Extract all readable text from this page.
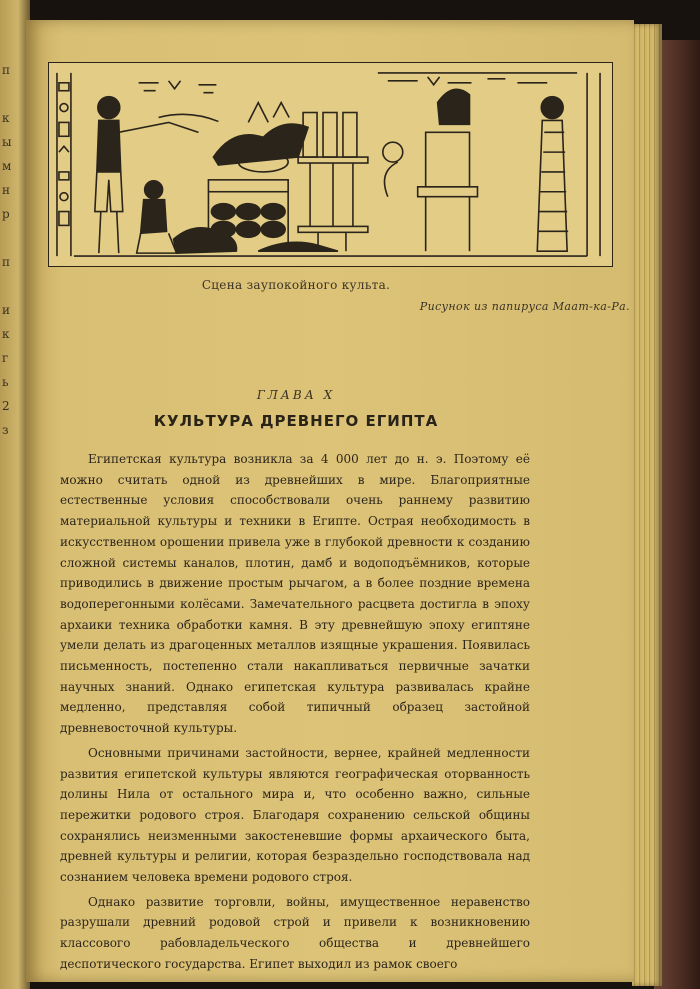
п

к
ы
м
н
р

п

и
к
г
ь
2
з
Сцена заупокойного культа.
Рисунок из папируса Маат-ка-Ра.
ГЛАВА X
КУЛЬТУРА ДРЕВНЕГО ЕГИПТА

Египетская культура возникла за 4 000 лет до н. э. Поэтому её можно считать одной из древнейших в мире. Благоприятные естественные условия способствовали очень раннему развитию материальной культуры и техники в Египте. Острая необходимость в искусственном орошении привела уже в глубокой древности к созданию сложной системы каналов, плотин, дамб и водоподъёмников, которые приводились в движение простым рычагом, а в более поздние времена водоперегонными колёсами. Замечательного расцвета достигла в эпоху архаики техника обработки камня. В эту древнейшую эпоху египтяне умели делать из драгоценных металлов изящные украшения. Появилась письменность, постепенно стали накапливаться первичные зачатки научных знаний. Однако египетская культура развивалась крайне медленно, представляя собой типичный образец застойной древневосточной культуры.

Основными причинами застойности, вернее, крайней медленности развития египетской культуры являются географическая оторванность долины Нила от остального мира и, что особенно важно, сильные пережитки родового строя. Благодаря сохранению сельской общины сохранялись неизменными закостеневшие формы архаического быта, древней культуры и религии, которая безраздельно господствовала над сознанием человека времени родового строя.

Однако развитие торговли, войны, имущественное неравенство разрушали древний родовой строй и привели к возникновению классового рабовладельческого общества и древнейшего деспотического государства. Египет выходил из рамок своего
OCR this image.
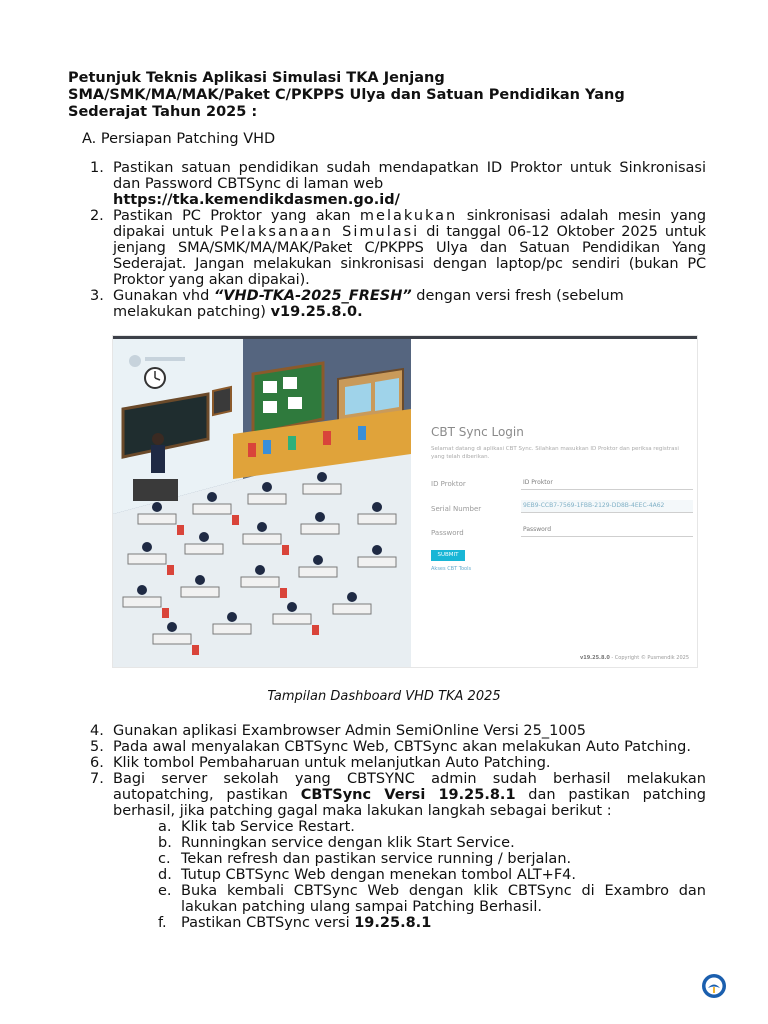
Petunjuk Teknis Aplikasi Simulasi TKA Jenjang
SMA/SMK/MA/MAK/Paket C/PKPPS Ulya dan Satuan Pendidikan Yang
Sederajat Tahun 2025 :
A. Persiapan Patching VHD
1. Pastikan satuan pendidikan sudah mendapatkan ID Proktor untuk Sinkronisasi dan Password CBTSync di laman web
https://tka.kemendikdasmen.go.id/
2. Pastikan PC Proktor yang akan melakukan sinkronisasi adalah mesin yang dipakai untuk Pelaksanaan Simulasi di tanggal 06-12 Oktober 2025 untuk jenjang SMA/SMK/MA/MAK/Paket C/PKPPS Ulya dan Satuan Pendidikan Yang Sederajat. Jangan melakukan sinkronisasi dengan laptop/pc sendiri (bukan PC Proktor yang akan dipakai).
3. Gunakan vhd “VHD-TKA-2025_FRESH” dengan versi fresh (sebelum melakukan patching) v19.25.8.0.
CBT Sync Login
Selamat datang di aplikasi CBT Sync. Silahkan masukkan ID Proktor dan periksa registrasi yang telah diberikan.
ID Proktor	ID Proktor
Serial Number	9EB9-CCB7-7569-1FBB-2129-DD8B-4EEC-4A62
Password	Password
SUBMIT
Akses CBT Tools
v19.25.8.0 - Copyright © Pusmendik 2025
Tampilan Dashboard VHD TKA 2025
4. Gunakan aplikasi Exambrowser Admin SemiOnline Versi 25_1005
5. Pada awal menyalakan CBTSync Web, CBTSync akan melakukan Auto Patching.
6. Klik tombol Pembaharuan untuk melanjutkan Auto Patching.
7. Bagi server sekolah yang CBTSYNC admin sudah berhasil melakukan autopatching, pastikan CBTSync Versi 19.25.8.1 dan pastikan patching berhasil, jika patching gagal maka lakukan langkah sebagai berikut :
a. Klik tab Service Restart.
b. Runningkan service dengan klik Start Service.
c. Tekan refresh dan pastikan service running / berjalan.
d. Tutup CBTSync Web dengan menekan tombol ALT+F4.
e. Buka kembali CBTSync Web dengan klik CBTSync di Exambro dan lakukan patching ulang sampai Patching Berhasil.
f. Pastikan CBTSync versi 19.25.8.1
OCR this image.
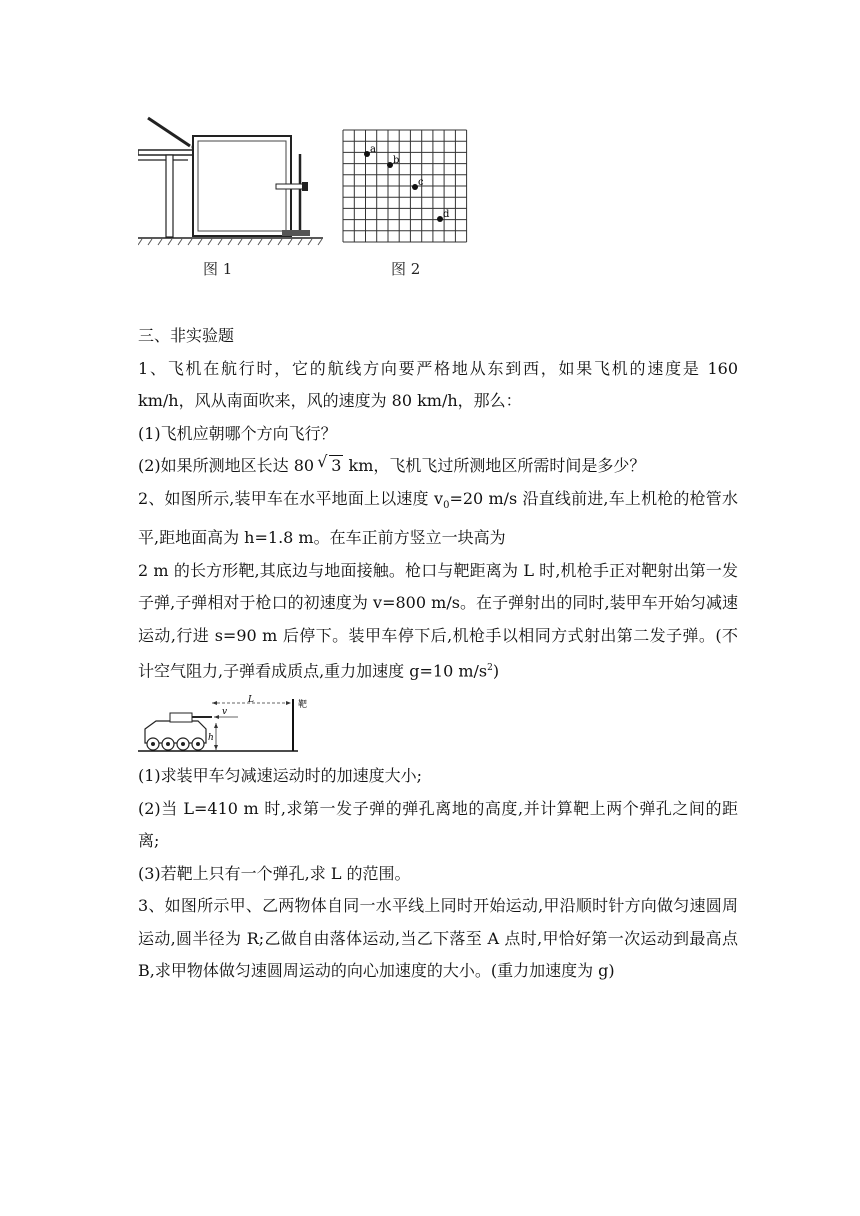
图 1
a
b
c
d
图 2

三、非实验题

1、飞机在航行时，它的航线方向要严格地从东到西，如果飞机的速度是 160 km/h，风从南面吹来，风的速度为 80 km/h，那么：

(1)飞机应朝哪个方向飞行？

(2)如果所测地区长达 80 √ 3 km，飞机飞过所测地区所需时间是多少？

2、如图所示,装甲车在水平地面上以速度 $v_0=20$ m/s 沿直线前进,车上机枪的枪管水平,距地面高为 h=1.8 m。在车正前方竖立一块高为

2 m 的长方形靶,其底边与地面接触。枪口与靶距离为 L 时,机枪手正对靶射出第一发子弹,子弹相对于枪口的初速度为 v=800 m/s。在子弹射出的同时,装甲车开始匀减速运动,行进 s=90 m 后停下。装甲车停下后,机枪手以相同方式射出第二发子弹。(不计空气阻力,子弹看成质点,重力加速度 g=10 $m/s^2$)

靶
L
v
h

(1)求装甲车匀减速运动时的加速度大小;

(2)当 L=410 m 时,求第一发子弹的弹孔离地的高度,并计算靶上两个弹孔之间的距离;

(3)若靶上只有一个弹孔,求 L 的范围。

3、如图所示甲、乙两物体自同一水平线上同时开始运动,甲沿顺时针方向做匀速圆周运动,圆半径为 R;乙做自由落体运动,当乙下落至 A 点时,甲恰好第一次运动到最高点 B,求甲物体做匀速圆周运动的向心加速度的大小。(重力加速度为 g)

STATED TASK: Read the data above and pull out each line that holds the string "CBTSync".

RESULT FOR THIS EXERCISE:
1. Pastikan satuan pendidikan sudah mendapatkan ID Proktor untuk Sinkronisasi dan Password CBTSync di laman web
5. Pada awal menyalakan CBTSync Web, CBTSync akan melakukan Auto Patching.
7. Bagi server sekolah yang CBTSYNC admin sudah berhasil melakukan autopatching, pastikan CBTSync Versi 19.25.8.1 dan pastikan patching berhasil, jika patching gagal maka lakukan langkah sebagai berikut :
d. Tutup CBTSync Web dengan menekan tombol ALT+F4.
e. Buka kembali CBTSync Web dengan klik CBTSync di Exambro dan lakukan patching ulang sampai Patching Berhasil.
f. Pastikan CBTSync versi 19.25.8.1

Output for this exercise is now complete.